Below are entries to be transcribed exactly; exclude the pictures from the copy.

# START OF Records for the exercise

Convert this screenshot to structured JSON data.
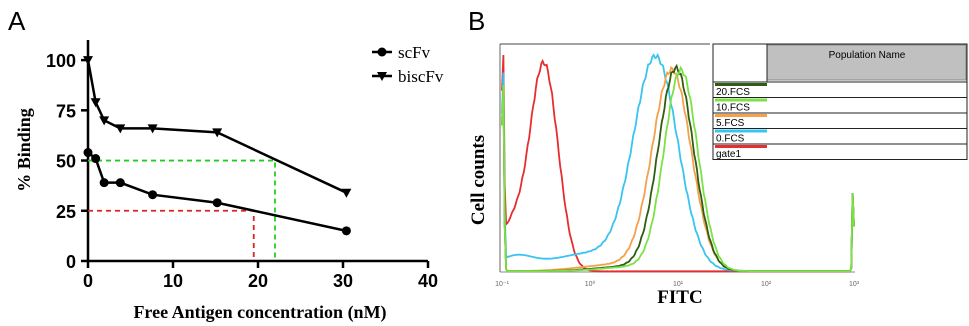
{
  "chart_data": [
    {
      "panel_label": "A",
      "type": "line",
      "xlabel": "Free Antigen concentration (nM)",
      "ylabel": "% Binding",
      "xlim": [
        0,
        40
      ],
      "ylim": [
        0,
        110
      ],
      "x_ticks": [
        0,
        10,
        20,
        30,
        40
      ],
      "y_ticks": [
        0,
        25,
        50,
        75,
        100
      ],
      "x_tick_labels": [
        "0",
        "10",
        "20",
        "30",
        "40"
      ],
      "y_tick_labels": [
        "0",
        "25",
        "50",
        "75",
        "100"
      ],
      "legend_position": "top-right",
      "series": [
        {
          "name": "scFv",
          "marker": "circle",
          "x": [
            0,
            0.9,
            1.9,
            3.8,
            7.6,
            15.2,
            30.4
          ],
          "y": [
            54,
            51,
            39,
            39,
            33,
            29,
            15
          ]
        },
        {
          "name": "biscFv",
          "marker": "triangle-down",
          "x": [
            0,
            0.9,
            1.9,
            3.8,
            7.6,
            15.2,
            30.4
          ],
          "y": [
            100,
            79,
            70,
            66,
            66,
            64,
            34
          ]
        }
      ],
      "reference_lines": [
        {
          "color": "#22cc22",
          "y": 50,
          "x": 22
        },
        {
          "color": "#dd2222",
          "y": 25,
          "x": 19.5
        }
      ]
    },
    {
      "panel_label": "B",
      "type": "line",
      "xlabel": "FITC",
      "ylabel": "Cell counts",
      "x_scale": "log",
      "xlim": [
        0.1,
        1000
      ],
      "x_ticks": [
        0.1,
        1,
        10,
        100,
        1000
      ],
      "x_tick_labels": [
        "10⁻¹",
        "10⁰",
        "10¹",
        "10²",
        "10³"
      ],
      "legend": {
        "header": "Population Name",
        "position": "top-right",
        "entries": [
          {
            "name": "20.FCS",
            "color": "#2f5d12"
          },
          {
            "name": "10.FCS",
            "color": "#7be246"
          },
          {
            "name": "5.FCS",
            "color": "#f5a04a"
          },
          {
            "name": "0.FCS",
            "color": "#38c4f0"
          },
          {
            "name": "gate1",
            "color": "#e62e2e"
          }
        ]
      },
      "series": [
        {
          "name": "gate1",
          "color": "#e62e2e",
          "peak_x": 0.3
        },
        {
          "name": "0.FCS",
          "color": "#38c4f0",
          "peak_x": 5.6
        },
        {
          "name": "5.FCS",
          "color": "#f5a04a",
          "peak_x": 8.5
        },
        {
          "name": "20.FCS",
          "color": "#2f5d12",
          "peak_x": 9.5
        },
        {
          "name": "10.FCS",
          "color": "#7be246",
          "peak_x": 10.8
        }
      ]
    }
  ]
}
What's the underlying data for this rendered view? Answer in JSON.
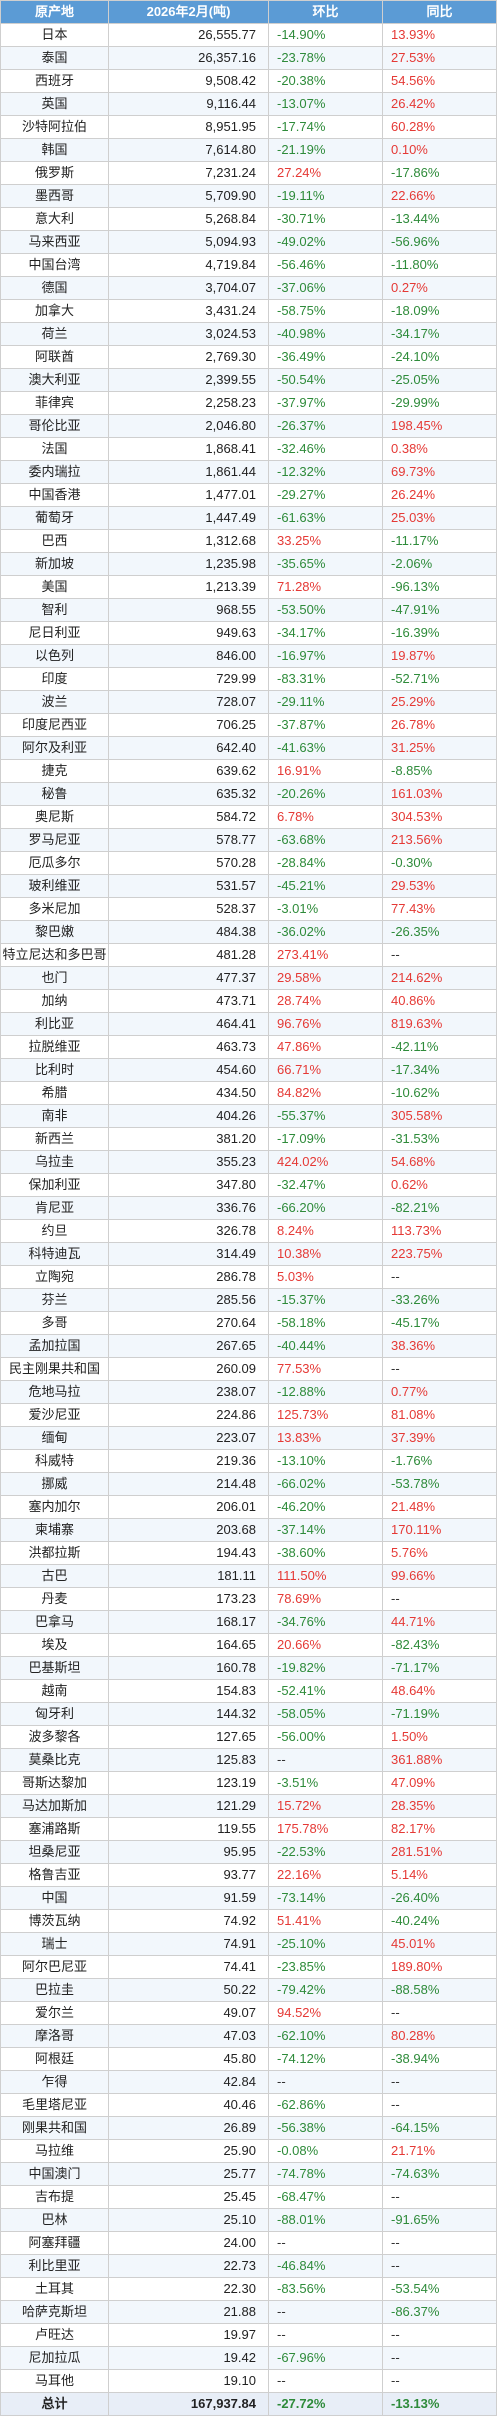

# END OF Records for the exercise

Answer to the exercise:
Convert this screenshot to structured JSON data.
{
  "chart_data": [
    {
      "panel_label": "A",
      "type": "line",
      "xlabel": "Free Antigen concentration (nM)",
      "ylabel": "% Binding",
      "xlim": [
        0,
        40
      ],
      "ylim": [
        0,
        110
      ],
      "x_ticks": [
        0,
        10,
        20,
        30,
        40
      ],
      "y_ticks": [
        0,
        25,
        50,
        75,
        100
      ],
      "x_tick_labels": [
        "0",
        "10",
        "20",
        "30",
        "40"
      ],
      "y_tick_labels": [
        "0",
        "25",
        "50",
        "75",
        "100"
      ],
      "legend_position": "top-right",
      "series": [
        {
          "name": "scFv",
          "marker": "circle",
          "x": [
            0,
            0.9,
            1.9,
            3.8,
            7.6,
            15.2,
            30.4
          ],
          "y": [
            54,
            51,
            39,
            39,
            33,
            29,
            15
          ]
        },
        {
          "name": "biscFv",
          "marker": "triangle-down",
          "x": [
            0,
            0.9,
            1.9,
            3.8,
            7.6,
            15.2,
            30.4
          ],
          "y": [
            100,
            79,
            70,
            66,
            66,
            64,
            34
          ]
        }
      ],
      "reference_lines": [
        {
          "color": "#22cc22",
          "y": 50,
          "x": 22
        },
        {
          "color": "#dd2222",
          "y": 25,
          "x": 19.5
        }
      ]
    },
    {
      "panel_label": "B",
      "type": "line",
      "xlabel": "FITC",
      "ylabel": "Cell counts",
      "x_scale": "log",
      "xlim": [
        0.1,
        1000
      ],
      "x_ticks": [
        0.1,
        1,
        10,
        100,
        1000
      ],
      "x_tick_labels": [
        "10⁻¹",
        "10⁰",
        "10¹",
        "10²",
        "10³"
      ],
      "legend": {
        "header": "Population Name",
        "position": "top-right",
        "entries": [
          {
            "name": "20.FCS",
            "color": "#2f5d12"
          },
          {
            "name": "10.FCS",
            "color": "#7be246"
          },
          {
            "name": "5.FCS",
            "color": "#f5a04a"
          },
          {
            "name": "0.FCS",
            "color": "#38c4f0"
          },
          {
            "name": "gate1",
            "color": "#e62e2e"
          }
        ]
      },
      "series": [
        {
          "name": "gate1",
          "color": "#e62e2e",
          "peak_x": 0.3
        },
        {
          "name": "0.FCS",
          "color": "#38c4f0",
          "peak_x": 5.6
        },
        {
          "name": "5.FCS",
          "color": "#f5a04a",
          "peak_x": 8.5
        },
        {
          "name": "20.FCS",
          "color": "#2f5d12",
          "peak_x": 9.5
        },
        {
          "name": "10.FCS",
          "color": "#7be246",
          "peak_x": 10.8
        }
      ]
    }
  ]
}
What's the underlying data for this rendered view? Answer in JSON.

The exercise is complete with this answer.